Where a line holds "image", copy it.

SUPPLIED MATERIAL:
+ + + + +

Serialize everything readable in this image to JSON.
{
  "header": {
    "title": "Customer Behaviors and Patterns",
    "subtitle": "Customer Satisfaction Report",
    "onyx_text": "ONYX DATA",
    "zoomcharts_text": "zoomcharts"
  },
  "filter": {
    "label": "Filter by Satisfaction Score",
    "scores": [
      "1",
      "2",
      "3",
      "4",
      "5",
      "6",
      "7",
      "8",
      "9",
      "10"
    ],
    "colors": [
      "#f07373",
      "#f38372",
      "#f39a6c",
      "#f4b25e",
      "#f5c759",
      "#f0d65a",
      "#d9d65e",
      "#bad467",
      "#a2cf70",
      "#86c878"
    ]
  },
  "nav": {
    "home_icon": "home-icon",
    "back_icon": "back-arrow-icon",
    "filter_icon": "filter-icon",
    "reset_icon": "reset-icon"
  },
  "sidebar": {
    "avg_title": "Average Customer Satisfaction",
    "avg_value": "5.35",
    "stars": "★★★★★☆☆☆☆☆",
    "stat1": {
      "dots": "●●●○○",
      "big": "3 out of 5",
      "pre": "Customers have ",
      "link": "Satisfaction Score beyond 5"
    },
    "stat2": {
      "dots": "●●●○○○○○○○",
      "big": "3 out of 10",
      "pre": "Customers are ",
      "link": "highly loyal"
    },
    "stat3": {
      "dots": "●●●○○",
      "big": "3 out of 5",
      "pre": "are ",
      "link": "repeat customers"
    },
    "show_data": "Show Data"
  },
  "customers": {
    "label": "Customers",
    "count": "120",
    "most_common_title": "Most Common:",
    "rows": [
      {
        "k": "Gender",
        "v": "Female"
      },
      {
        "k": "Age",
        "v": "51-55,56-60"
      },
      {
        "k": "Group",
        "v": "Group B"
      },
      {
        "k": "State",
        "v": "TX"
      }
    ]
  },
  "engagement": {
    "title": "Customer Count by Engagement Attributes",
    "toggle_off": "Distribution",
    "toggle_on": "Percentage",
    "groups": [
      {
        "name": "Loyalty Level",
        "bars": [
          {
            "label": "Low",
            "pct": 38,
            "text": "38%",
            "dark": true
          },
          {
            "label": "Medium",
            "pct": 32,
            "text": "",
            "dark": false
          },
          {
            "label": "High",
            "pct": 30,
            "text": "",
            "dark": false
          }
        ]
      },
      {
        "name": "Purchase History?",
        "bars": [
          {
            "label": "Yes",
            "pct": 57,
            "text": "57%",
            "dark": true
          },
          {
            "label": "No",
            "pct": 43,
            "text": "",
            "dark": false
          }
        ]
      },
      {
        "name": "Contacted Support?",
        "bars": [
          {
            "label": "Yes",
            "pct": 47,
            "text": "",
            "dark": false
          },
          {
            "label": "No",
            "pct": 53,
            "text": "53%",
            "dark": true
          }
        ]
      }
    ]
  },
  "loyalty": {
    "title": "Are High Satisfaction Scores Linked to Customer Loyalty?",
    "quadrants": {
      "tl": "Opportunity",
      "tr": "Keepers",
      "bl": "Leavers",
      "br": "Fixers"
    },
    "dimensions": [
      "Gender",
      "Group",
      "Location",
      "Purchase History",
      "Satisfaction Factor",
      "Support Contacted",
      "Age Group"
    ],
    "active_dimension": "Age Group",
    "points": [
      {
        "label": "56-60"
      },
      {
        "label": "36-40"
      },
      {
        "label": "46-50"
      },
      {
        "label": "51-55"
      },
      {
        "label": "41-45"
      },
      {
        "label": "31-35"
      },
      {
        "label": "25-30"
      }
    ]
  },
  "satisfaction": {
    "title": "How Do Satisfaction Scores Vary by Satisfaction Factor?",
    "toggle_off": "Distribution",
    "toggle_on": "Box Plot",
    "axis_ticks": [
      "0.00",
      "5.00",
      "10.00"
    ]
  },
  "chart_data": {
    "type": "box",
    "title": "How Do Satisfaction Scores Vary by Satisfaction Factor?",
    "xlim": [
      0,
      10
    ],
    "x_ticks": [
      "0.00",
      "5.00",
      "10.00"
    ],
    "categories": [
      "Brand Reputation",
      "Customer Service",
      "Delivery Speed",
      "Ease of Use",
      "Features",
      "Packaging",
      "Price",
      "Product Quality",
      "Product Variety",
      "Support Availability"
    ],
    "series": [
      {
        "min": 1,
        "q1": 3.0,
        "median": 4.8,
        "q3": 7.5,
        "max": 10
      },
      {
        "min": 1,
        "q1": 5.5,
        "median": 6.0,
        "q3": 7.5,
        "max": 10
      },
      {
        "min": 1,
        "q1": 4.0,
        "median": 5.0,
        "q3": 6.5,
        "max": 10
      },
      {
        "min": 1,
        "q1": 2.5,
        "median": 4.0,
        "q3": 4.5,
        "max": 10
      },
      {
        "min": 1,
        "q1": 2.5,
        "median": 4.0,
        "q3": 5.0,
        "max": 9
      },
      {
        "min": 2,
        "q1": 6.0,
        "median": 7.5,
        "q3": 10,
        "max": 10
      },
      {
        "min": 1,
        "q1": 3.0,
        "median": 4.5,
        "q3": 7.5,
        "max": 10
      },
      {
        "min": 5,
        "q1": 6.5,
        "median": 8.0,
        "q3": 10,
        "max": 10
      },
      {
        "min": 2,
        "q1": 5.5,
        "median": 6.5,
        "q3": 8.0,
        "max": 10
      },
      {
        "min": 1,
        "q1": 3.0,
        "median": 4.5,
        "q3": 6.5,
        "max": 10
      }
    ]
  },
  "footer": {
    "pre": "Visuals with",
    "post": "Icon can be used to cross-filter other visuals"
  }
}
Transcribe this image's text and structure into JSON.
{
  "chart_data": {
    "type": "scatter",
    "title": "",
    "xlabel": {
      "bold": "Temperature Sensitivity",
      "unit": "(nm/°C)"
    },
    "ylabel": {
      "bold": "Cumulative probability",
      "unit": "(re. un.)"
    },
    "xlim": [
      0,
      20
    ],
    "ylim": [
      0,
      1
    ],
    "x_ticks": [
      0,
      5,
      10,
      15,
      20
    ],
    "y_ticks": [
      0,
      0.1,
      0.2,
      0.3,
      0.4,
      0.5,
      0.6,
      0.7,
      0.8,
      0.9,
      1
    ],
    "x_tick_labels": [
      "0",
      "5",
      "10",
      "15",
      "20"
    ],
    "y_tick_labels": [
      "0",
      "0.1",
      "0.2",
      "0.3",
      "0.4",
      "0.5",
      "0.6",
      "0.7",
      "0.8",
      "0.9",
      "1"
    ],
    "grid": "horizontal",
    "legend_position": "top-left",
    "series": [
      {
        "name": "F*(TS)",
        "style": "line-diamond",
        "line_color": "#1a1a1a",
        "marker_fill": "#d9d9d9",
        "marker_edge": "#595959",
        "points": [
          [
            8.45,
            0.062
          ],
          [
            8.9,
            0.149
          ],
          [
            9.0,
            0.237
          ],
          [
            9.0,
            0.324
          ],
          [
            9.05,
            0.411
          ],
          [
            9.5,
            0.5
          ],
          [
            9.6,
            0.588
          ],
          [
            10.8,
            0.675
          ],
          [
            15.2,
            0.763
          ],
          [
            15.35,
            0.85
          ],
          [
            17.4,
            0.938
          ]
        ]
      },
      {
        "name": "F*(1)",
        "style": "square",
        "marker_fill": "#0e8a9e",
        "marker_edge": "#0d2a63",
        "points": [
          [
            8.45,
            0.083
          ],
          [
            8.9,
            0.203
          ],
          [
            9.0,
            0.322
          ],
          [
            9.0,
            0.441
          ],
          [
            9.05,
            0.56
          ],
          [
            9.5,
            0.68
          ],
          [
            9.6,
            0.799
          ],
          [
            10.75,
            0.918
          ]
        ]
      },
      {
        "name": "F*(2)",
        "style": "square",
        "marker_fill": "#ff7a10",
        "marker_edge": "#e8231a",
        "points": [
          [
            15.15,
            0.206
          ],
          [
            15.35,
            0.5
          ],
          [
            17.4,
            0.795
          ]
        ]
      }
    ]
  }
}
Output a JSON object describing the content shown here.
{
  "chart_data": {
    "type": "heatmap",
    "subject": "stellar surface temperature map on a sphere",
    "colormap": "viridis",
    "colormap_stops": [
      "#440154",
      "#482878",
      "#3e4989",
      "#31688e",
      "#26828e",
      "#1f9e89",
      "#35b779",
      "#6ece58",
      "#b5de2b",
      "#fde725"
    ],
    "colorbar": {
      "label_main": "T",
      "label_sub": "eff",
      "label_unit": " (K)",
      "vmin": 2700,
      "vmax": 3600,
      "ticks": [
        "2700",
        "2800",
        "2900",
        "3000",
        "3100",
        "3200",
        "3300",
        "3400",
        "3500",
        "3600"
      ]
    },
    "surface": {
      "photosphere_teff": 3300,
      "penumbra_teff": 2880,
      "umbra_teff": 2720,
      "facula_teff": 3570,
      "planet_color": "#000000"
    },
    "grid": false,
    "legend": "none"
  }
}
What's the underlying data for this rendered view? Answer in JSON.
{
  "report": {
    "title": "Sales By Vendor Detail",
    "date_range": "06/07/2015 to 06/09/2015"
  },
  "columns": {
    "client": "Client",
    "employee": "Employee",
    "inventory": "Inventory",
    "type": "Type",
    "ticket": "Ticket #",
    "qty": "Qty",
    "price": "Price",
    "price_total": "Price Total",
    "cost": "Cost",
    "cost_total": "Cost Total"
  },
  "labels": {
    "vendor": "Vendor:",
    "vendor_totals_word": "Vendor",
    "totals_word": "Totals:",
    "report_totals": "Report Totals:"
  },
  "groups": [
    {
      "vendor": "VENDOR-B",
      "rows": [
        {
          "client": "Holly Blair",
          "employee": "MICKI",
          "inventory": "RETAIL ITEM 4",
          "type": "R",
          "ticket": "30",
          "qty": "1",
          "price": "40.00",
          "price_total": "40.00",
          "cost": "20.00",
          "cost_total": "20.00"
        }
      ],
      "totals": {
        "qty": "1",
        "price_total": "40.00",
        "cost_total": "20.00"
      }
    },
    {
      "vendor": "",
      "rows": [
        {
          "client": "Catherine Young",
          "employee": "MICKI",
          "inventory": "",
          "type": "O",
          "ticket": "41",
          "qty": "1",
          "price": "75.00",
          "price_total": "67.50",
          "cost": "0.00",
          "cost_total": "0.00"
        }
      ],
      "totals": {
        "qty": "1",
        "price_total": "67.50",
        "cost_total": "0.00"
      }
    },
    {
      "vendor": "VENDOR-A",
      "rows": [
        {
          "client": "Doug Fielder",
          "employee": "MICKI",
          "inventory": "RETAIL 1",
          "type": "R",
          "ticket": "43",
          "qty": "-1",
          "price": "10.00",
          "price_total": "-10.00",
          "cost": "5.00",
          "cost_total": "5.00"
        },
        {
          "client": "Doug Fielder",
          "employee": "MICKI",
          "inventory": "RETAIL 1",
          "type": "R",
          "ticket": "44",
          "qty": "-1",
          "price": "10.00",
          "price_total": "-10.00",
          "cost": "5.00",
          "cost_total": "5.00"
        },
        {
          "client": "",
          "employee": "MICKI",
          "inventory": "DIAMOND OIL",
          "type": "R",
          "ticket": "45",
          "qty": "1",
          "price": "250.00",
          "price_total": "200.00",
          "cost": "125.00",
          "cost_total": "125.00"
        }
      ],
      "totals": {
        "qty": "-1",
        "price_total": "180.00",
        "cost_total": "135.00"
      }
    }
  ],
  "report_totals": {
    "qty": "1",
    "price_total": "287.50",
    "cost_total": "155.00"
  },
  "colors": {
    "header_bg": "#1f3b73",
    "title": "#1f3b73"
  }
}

+ + + + +

RESPONSE BELOW:
Serialize everything readable in this image to JSON.
Transcribe this image's text and structure into JSON.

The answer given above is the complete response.